Look for "value" in each line of the entries, and return the matching lines.

'''

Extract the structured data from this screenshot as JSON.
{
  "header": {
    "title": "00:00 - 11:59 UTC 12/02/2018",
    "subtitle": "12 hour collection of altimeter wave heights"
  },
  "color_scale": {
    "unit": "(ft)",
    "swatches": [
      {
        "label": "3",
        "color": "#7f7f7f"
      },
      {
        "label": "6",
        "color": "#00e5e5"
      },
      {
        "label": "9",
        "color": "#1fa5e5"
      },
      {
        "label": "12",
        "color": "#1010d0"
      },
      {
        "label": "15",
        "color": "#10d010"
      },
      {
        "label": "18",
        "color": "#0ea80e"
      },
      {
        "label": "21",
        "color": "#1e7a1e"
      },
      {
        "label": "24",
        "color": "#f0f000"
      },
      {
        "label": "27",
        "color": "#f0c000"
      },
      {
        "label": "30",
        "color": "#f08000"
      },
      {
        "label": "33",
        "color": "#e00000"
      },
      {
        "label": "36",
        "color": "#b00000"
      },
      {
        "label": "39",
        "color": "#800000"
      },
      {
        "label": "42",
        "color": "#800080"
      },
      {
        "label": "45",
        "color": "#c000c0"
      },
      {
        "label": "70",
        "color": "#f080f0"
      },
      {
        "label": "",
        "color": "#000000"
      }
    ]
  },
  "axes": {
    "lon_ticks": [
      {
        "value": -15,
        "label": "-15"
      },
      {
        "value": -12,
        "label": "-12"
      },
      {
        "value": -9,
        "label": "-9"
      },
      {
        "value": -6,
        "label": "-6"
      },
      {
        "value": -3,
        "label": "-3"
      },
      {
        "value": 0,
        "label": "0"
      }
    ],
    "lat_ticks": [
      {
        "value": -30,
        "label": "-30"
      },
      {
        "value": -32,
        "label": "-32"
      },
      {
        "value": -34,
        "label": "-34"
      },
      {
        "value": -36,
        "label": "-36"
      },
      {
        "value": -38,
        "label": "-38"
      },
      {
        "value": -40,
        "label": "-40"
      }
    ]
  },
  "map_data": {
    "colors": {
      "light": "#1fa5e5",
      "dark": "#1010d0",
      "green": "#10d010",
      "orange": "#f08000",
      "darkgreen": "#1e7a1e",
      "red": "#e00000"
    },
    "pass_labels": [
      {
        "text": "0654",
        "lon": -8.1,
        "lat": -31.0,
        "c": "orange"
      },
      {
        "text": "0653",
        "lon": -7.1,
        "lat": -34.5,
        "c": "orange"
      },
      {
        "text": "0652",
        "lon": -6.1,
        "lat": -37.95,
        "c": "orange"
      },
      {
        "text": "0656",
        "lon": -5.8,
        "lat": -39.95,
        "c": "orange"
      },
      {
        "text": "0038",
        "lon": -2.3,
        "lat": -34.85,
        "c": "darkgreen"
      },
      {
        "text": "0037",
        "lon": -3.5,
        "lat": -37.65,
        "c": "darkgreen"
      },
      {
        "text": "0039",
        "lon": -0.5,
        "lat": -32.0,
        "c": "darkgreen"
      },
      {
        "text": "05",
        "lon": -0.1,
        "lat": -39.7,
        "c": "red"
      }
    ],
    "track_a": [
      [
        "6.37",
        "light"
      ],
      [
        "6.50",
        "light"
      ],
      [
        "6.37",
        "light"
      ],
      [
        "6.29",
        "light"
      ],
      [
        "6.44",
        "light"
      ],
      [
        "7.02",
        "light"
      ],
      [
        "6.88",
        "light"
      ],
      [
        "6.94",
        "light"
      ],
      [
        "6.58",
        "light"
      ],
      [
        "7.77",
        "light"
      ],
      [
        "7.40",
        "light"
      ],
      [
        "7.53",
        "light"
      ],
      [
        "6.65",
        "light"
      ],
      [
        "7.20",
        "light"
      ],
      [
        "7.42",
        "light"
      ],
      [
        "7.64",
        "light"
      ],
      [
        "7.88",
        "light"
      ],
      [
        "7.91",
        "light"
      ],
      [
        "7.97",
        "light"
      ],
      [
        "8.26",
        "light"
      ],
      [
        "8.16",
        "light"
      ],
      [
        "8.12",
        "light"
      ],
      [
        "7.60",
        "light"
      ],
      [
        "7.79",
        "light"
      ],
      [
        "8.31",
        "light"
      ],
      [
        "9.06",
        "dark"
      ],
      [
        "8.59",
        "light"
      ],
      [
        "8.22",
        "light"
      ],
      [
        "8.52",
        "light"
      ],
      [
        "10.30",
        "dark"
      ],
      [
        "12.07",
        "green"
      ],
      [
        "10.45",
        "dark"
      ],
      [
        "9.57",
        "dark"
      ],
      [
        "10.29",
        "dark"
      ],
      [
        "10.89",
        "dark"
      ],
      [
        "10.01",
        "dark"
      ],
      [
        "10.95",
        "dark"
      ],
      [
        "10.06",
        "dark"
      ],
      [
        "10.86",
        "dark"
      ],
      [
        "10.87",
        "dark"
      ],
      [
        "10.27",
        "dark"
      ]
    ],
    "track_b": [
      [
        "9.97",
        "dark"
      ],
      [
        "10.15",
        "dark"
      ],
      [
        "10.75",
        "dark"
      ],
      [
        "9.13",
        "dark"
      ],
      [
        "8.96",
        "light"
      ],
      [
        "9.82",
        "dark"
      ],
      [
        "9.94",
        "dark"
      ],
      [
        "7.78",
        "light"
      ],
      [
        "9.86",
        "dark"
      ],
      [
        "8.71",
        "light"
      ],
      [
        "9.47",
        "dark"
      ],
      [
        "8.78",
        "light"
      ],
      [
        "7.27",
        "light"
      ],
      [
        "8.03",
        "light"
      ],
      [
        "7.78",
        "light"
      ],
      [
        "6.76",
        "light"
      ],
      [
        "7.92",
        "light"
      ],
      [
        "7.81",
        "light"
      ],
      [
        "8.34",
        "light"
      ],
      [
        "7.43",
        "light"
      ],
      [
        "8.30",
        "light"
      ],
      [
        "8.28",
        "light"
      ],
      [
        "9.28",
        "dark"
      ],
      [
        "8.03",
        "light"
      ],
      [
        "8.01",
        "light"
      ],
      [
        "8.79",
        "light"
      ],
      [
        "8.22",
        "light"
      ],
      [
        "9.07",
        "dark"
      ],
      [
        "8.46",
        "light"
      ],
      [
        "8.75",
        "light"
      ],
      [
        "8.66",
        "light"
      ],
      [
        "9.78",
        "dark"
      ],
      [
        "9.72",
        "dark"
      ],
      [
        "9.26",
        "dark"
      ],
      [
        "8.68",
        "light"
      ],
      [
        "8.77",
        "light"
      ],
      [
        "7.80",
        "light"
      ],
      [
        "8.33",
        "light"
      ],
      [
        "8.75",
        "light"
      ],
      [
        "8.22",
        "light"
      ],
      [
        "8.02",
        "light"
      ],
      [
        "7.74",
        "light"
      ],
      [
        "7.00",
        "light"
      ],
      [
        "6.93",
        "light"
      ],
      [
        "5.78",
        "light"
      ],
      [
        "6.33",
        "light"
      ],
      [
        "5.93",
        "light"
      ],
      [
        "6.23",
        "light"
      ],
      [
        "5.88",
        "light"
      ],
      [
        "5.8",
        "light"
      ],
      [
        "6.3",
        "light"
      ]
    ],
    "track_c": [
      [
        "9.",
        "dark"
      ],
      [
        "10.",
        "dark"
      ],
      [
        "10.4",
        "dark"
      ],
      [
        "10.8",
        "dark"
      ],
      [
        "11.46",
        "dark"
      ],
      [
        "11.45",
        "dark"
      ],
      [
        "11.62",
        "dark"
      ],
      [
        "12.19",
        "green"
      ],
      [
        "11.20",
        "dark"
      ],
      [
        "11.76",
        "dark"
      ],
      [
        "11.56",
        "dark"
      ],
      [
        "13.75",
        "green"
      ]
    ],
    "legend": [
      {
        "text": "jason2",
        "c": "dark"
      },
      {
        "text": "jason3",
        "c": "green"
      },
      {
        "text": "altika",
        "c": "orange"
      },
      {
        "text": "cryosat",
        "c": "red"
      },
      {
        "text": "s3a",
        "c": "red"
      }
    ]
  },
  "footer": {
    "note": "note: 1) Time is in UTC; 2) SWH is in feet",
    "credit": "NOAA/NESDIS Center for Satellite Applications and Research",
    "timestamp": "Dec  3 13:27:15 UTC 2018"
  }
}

'''

**SOLVED EXERCISE:**
        "value": -15,
        "value": -12,
        "value": -9,
        "value": -6,
        "value": -3,
        "value": 0,
        "value": -30,
        "value": -32,
        "value": -34,
        "value": -36,
        "value": -38,
        "value": -40,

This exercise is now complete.